The task: From the entries below, pull out each line where "text" appears.

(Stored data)
§
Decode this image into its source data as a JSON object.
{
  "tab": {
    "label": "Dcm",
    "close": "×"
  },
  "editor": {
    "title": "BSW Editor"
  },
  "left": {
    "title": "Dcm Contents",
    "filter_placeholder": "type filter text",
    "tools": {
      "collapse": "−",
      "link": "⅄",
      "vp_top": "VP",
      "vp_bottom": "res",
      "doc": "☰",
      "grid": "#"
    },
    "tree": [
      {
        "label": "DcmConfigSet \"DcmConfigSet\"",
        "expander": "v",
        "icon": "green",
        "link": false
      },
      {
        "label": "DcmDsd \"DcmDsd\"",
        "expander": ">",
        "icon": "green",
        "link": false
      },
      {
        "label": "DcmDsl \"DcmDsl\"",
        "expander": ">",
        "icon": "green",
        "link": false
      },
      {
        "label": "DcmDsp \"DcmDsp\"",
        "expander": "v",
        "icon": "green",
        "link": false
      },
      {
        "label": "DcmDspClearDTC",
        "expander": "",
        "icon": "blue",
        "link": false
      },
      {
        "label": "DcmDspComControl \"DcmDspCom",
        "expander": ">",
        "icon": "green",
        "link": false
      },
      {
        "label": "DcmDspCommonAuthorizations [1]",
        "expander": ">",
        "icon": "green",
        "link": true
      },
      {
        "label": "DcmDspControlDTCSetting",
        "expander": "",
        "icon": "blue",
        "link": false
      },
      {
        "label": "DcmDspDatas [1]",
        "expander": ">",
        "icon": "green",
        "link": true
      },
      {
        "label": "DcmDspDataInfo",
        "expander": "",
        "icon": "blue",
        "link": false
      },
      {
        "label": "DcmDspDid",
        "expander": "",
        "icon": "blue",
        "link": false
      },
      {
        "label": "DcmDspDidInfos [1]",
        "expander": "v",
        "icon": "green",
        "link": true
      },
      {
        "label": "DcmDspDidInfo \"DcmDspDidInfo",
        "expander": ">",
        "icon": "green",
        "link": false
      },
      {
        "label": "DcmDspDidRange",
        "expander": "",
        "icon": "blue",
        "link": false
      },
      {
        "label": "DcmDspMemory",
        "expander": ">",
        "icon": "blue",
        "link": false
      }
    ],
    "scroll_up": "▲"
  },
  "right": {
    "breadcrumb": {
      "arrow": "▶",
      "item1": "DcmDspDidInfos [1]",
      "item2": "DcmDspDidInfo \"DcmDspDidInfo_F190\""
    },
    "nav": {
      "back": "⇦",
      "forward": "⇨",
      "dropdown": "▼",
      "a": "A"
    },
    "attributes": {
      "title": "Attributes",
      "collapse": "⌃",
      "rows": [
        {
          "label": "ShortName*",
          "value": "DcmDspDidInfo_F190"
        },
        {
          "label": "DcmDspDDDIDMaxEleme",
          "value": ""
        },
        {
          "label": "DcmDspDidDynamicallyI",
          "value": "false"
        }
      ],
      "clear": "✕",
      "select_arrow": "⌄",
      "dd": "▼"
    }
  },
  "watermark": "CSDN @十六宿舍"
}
§
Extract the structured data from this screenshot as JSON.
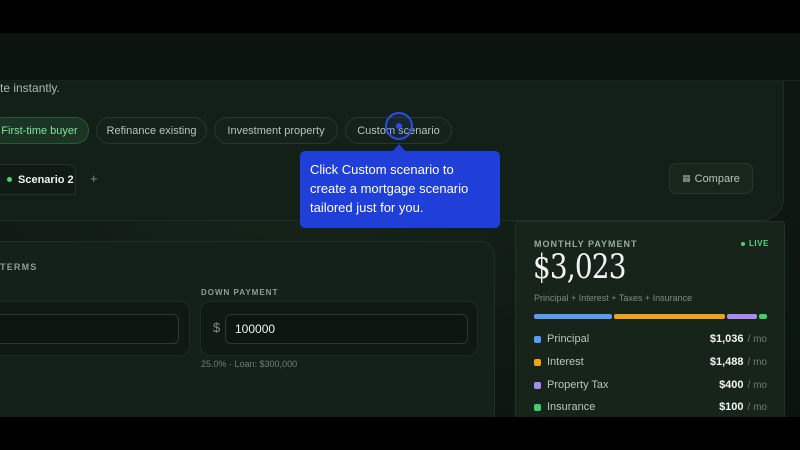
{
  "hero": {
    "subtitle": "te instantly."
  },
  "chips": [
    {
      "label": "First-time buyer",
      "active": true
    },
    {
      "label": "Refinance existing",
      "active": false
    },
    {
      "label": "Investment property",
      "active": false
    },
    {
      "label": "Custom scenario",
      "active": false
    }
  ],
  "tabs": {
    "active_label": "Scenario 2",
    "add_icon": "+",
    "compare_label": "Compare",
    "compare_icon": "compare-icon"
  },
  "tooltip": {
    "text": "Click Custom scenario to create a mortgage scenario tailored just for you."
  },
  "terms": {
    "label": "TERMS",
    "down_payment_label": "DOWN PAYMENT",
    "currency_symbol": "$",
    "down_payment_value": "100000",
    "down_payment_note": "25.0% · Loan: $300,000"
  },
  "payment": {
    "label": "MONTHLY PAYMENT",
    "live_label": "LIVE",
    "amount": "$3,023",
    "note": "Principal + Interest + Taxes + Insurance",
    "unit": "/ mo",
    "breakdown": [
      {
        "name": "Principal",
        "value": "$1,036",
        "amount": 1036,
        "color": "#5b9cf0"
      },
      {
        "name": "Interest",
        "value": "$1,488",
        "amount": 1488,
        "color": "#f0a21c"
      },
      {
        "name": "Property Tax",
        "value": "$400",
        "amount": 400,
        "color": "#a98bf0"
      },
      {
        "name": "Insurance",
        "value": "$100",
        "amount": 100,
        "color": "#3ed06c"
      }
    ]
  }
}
§
Output of the exercise:
    "filter_placeholder": "type filter text",
    "text": "Click Custom scenario to create a mortgage scenario tailored just for you."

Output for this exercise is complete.